──────── Source passage ────────
Ourand: But don't forget ad buyers like that buzz-they like to see that.

Deitsch: One of Twitter's geniuses is they really co-opted the media. They have catered to the media from The New York Times on down. They have gotten the media to become a gigantic megaphone for them.

Are any leagues better than others at social media strategy?

Deitsch:
The NBA stands out. They are very active with posting video and alerts. And their players are very into it. Compared to MLB, even though I think baseball's Web stuff is brilliant. But David Stern's genius is he wants to push the game into as many eyeballs as possible.

Best: The NHL has also embraced it. MLB has the most important challenge in attracting young fans. You think they would be the most aggressive. They are letting players tweet during the All-Star Game, though.

Ourand:
It's hard for me to say who is doing the best in social media because I think we are still in the period where everyone is just throwing stuff against the wall to see what sticks. All the sports networks certainly are. But I agree the NBA does a nice job. I also think MLS does a nice job.

Given ESPN's sheer breadth, how do you cover them vis-à -vis the other sports divisions? For instance, if I put on 8,000 hours of TV every week, someone is going to say something stupid.
────────
--- Exercise objective ---
Transcribe the stretch of the sports media discussion from "Ourand: But don't" through "megaphone for them.".
──────── Record extracts ────────
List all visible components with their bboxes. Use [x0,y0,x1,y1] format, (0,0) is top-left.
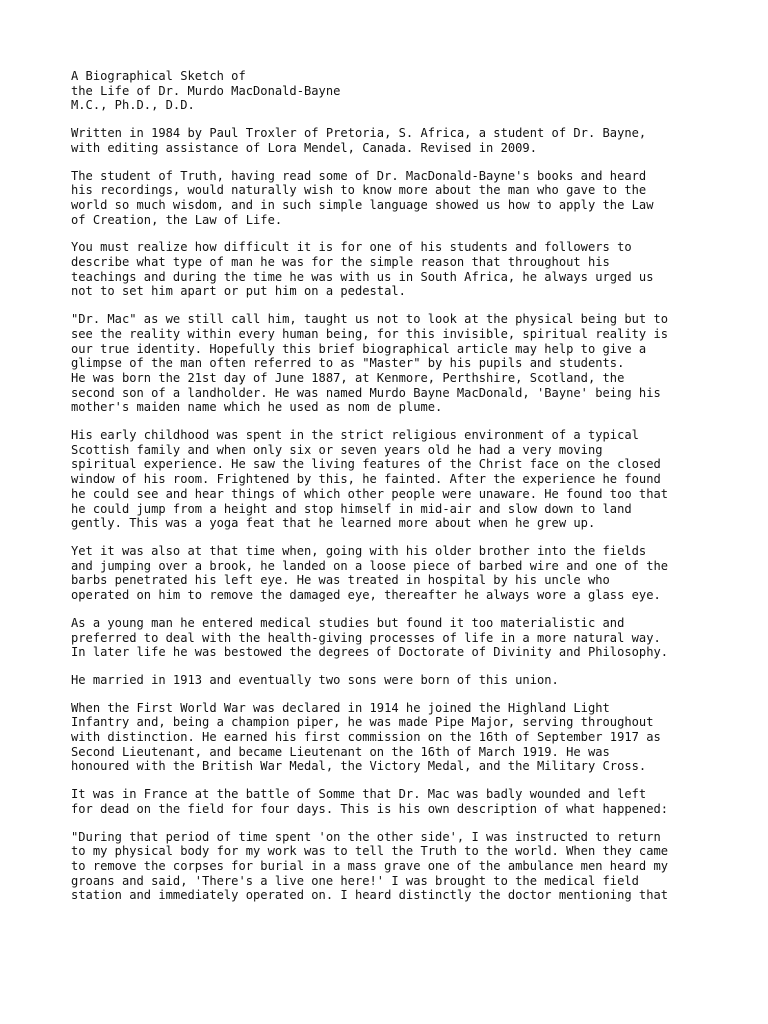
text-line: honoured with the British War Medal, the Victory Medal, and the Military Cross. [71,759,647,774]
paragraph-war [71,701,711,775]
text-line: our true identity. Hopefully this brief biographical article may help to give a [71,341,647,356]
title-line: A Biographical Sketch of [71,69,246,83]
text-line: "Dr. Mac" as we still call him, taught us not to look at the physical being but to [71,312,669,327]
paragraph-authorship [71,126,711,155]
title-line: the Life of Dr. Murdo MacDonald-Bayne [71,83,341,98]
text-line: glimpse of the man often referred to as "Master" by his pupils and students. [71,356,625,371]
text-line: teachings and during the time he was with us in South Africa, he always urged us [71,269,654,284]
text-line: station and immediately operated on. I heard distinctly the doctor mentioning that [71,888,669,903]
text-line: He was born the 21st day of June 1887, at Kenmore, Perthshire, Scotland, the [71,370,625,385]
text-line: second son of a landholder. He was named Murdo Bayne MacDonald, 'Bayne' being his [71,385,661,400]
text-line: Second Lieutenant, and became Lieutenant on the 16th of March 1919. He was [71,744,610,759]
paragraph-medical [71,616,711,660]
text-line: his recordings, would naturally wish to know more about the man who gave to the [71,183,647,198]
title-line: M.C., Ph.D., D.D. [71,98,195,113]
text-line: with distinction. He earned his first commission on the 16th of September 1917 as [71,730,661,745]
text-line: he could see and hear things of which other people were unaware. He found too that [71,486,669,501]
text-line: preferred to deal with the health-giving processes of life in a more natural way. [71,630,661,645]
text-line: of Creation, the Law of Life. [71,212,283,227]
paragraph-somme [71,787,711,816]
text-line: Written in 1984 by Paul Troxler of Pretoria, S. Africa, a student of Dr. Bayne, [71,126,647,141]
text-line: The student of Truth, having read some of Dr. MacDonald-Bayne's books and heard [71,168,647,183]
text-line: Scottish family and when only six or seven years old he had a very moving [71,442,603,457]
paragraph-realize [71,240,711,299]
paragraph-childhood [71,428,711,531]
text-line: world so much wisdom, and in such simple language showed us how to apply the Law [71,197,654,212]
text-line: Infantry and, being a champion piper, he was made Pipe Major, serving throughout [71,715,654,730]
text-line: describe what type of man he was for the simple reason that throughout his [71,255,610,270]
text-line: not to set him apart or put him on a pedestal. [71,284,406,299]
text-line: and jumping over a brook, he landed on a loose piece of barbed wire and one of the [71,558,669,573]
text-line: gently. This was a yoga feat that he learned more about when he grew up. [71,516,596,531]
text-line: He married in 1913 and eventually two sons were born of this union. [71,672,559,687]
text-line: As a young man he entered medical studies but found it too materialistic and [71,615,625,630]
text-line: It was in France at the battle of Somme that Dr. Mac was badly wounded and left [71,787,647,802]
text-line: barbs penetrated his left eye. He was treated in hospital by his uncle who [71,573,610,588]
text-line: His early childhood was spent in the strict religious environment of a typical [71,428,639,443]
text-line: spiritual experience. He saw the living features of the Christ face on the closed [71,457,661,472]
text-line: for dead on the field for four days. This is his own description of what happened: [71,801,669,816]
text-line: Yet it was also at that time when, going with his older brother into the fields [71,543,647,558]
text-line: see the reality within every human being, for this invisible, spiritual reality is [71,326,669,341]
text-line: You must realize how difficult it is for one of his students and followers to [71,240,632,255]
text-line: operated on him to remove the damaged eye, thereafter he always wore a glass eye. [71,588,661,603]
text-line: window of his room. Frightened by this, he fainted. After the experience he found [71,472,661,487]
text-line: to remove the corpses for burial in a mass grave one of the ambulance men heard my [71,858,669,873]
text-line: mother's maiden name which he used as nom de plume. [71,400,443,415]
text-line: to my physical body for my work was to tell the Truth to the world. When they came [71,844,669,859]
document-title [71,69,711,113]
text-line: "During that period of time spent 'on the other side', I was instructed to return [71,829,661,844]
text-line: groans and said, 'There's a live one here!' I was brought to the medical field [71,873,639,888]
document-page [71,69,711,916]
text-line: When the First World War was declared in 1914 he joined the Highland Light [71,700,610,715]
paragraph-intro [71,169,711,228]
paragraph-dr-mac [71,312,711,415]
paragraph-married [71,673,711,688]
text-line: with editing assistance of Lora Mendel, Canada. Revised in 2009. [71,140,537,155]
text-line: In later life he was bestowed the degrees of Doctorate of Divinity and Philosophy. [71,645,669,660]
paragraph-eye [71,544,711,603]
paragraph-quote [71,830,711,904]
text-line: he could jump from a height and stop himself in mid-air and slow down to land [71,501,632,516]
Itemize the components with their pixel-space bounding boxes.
────────
--- Solution for this problem ---
Ourand: But don't forget ad buyers like that buzz-they like to see that.

Deitsch: One of Twitter's geniuses is they really co-opted the media. They have catered to the media from The New York Times on down. They have gotten the media to become a gigantic megaphone for them.